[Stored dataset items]
◇ ◇ ◇

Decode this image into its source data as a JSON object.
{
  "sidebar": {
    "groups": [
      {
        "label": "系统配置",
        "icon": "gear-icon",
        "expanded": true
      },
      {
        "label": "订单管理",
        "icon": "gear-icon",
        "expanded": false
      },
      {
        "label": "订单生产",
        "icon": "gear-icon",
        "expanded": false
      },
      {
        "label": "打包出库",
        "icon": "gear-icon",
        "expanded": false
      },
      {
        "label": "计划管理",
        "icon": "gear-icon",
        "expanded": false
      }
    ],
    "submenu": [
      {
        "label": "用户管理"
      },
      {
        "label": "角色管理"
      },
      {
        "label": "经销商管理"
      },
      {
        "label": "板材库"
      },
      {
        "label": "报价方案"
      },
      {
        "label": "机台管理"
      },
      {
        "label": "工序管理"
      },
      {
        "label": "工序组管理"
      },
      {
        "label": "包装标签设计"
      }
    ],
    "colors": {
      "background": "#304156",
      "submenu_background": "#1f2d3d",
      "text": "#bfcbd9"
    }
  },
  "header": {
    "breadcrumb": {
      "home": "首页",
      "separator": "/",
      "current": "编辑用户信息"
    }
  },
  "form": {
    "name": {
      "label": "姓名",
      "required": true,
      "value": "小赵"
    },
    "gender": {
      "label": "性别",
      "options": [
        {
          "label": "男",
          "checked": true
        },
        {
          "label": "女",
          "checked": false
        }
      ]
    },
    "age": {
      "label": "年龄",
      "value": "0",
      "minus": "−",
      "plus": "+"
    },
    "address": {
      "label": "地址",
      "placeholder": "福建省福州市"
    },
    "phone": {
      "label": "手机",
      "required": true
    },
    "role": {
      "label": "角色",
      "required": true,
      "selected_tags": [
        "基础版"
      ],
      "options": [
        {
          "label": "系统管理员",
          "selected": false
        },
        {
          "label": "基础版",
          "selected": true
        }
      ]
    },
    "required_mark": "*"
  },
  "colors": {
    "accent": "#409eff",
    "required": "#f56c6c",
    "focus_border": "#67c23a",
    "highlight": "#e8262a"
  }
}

◇ ◇ ◇

[Given task] List each line of the entries that holds the string "true".

[Solution]
        "expanded": true
      "required": true,
          "checked": true
      "required": true
      "required": true,
          "selected": true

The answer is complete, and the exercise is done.